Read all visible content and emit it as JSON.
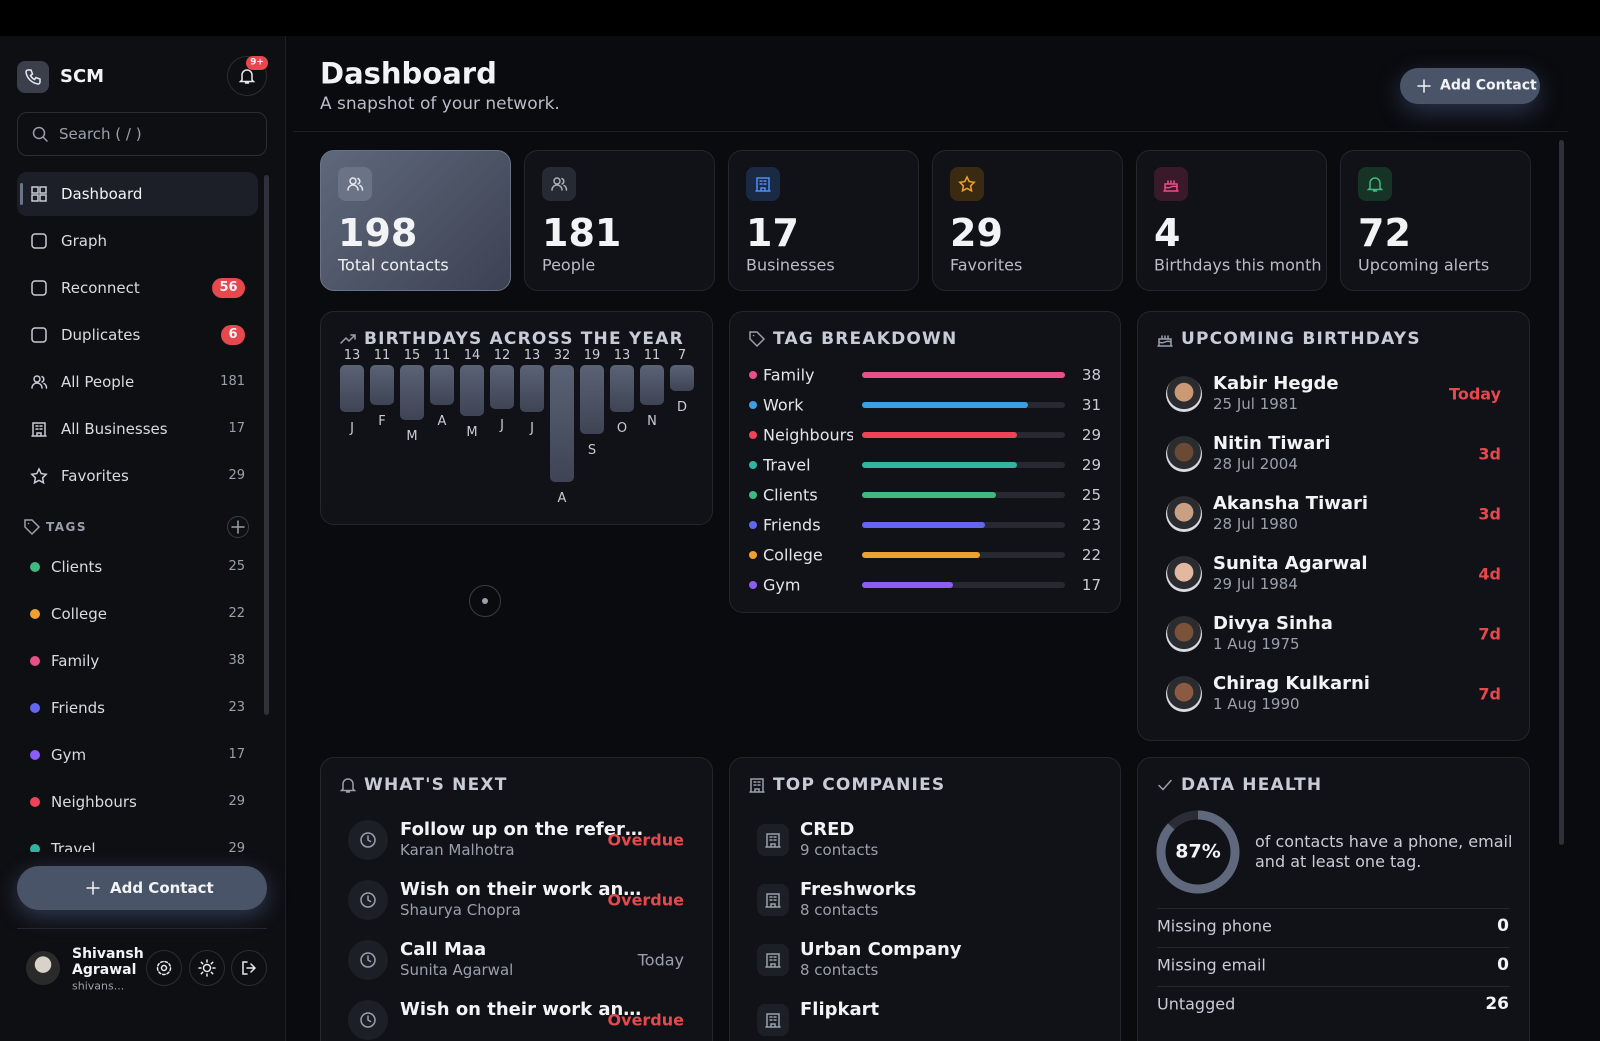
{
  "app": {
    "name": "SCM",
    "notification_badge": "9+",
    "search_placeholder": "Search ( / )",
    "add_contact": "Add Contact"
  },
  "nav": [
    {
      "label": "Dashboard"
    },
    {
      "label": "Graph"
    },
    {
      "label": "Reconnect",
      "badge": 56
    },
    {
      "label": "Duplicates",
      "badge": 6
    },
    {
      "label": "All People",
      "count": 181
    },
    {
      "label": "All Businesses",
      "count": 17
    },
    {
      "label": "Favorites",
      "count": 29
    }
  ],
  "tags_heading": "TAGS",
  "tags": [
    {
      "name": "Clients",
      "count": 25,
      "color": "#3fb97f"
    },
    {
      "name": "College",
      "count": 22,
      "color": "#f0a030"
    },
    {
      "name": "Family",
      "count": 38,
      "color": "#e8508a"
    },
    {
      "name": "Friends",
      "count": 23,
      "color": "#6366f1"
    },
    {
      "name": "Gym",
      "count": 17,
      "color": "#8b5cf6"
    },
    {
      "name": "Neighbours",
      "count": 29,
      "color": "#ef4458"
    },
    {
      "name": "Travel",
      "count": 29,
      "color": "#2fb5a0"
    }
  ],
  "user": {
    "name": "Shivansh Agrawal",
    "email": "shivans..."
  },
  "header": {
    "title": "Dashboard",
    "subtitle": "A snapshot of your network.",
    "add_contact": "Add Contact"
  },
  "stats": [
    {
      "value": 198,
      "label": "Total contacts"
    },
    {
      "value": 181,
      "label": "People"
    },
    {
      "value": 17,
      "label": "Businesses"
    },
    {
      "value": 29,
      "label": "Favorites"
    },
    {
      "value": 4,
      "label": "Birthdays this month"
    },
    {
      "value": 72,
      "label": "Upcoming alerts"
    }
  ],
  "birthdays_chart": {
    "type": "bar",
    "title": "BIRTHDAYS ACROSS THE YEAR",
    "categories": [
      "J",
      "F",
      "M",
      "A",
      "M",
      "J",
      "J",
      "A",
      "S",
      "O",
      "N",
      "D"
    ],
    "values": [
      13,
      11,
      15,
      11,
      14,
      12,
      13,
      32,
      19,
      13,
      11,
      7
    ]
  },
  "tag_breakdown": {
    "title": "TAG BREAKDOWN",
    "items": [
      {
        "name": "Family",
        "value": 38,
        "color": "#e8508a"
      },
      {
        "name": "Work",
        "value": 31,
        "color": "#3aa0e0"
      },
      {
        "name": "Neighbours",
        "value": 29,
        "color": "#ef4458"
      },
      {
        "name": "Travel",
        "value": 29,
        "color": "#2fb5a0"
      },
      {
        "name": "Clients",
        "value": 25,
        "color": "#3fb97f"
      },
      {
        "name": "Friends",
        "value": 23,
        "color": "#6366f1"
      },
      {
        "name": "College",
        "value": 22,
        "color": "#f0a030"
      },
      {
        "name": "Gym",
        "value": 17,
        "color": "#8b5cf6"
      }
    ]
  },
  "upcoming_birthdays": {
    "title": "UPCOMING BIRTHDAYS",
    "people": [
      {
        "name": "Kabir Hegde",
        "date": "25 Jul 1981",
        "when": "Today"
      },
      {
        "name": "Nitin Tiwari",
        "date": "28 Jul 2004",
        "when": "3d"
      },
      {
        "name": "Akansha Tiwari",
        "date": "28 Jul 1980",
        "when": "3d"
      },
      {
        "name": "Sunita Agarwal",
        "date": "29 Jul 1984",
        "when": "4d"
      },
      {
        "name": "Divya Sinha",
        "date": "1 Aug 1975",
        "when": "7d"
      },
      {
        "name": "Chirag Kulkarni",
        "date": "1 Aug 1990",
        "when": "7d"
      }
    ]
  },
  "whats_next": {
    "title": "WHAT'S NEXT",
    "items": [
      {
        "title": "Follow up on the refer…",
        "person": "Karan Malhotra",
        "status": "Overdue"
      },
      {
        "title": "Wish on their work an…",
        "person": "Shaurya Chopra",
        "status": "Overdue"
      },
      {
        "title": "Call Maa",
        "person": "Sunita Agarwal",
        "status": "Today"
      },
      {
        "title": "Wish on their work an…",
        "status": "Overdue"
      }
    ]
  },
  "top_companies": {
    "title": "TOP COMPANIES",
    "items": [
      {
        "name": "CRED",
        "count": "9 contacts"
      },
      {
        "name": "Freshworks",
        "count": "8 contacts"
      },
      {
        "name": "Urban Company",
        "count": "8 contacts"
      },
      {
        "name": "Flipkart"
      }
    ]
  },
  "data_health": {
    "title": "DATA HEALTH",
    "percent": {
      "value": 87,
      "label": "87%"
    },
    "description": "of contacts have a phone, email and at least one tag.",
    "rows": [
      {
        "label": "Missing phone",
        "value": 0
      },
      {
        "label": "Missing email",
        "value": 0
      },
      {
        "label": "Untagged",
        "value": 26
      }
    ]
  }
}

━━━━━━━━━━━━━━━━

Transcribe all of the entries word for word, but skip any pictures they contain.

Read all visible content and emit it as JSON.
{
  "app": {
    "name": "SCM",
    "notification_badge": "9+",
    "search_placeholder": "Search ( / )",
    "add_contact": "Add Contact"
  },
  "nav": [
    {
      "label": "Dashboard"
    },
    {
      "label": "Graph"
    },
    {
      "label": "Reconnect",
      "badge": 56
    },
    {
      "label": "Duplicates",
      "badge": 6
    },
    {
      "label": "All People",
      "count": 181
    },
    {
      "label": "All Businesses",
      "count": 17
    },
    {
      "label": "Favorites",
      "count": 29
    }
  ],
  "tags_heading": "TAGS",
  "tags": [
    {
      "name": "Clients",
      "count": 25,
      "color": "#3fb97f"
    },
    {
      "name": "College",
      "count": 22,
      "color": "#f0a030"
    },
    {
      "name": "Family",
      "count": 38,
      "color": "#e8508a"
    },
    {
      "name": "Friends",
      "count": 23,
      "color": "#6366f1"
    },
    {
      "name": "Gym",
      "count": 17,
      "color": "#8b5cf6"
    },
    {
      "name": "Neighbours",
      "count": 29,
      "color": "#ef4458"
    },
    {
      "name": "Travel",
      "count": 29,
      "color": "#2fb5a0"
    }
  ],
  "user": {
    "name": "Shivansh Agrawal",
    "email": "shivans..."
  },
  "header": {
    "title": "Dashboard",
    "subtitle": "A snapshot of your network.",
    "add_contact": "Add Contact"
  },
  "stats": [
    {
      "value": 198,
      "label": "Total contacts"
    },
    {
      "value": 181,
      "label": "People"
    },
    {
      "value": 17,
      "label": "Businesses"
    },
    {
      "value": 29,
      "label": "Favorites"
    },
    {
      "value": 4,
      "label": "Birthdays this month"
    },
    {
      "value": 72,
      "label": "Upcoming alerts"
    }
  ],
  "birthdays_chart": {
    "type": "bar",
    "title": "BIRTHDAYS ACROSS THE YEAR",
    "categories": [
      "J",
      "F",
      "M",
      "A",
      "M",
      "J",
      "J",
      "A",
      "S",
      "O",
      "N",
      "D"
    ],
    "values": [
      13,
      11,
      15,
      11,
      14,
      12,
      13,
      32,
      19,
      13,
      11,
      7
    ]
  },
  "tag_breakdown": {
    "title": "TAG BREAKDOWN",
    "items": [
      {
        "name": "Family",
        "value": 38,
        "color": "#e8508a"
      },
      {
        "name": "Work",
        "value": 31,
        "color": "#3aa0e0"
      },
      {
        "name": "Neighbours",
        "value": 29,
        "color": "#ef4458"
      },
      {
        "name": "Travel",
        "value": 29,
        "color": "#2fb5a0"
      },
      {
        "name": "Clients",
        "value": 25,
        "color": "#3fb97f"
      },
      {
        "name": "Friends",
        "value": 23,
        "color": "#6366f1"
      },
      {
        "name": "College",
        "value": 22,
        "color": "#f0a030"
      },
      {
        "name": "Gym",
        "value": 17,
        "color": "#8b5cf6"
      }
    ]
  },
  "upcoming_birthdays": {
    "title": "UPCOMING BIRTHDAYS",
    "people": [
      {
        "name": "Kabir Hegde",
        "date": "25 Jul 1981",
        "when": "Today"
      },
      {
        "name": "Nitin Tiwari",
        "date": "28 Jul 2004",
        "when": "3d"
      },
      {
        "name": "Akansha Tiwari",
        "date": "28 Jul 1980",
        "when": "3d"
      },
      {
        "name": "Sunita Agarwal",
        "date": "29 Jul 1984",
        "when": "4d"
      },
      {
        "name": "Divya Sinha",
        "date": "1 Aug 1975",
        "when": "7d"
      },
      {
        "name": "Chirag Kulkarni",
        "date": "1 Aug 1990",
        "when": "7d"
      }
    ]
  },
  "whats_next": {
    "title": "WHAT'S NEXT",
    "items": [
      {
        "title": "Follow up on the refer…",
        "person": "Karan Malhotra",
        "status": "Overdue"
      },
      {
        "title": "Wish on their work an…",
        "person": "Shaurya Chopra",
        "status": "Overdue"
      },
      {
        "title": "Call Maa",
        "person": "Sunita Agarwal",
        "status": "Today"
      },
      {
        "title": "Wish on their work an…",
        "status": "Overdue"
      }
    ]
  },
  "top_companies": {
    "title": "TOP COMPANIES",
    "items": [
      {
        "name": "CRED",
        "count": "9 contacts"
      },
      {
        "name": "Freshworks",
        "count": "8 contacts"
      },
      {
        "name": "Urban Company",
        "count": "8 contacts"
      },
      {
        "name": "Flipkart"
      }
    ]
  },
  "data_health": {
    "title": "DATA HEALTH",
    "percent": {
      "value": 87,
      "label": "87%"
    },
    "description": "of contacts have a phone, email and at least one tag.",
    "rows": [
      {
        "label": "Missing phone",
        "value": 0
      },
      {
        "label": "Missing email",
        "value": 0
      },
      {
        "label": "Untagged",
        "value": 26
      }
    ]
  }
}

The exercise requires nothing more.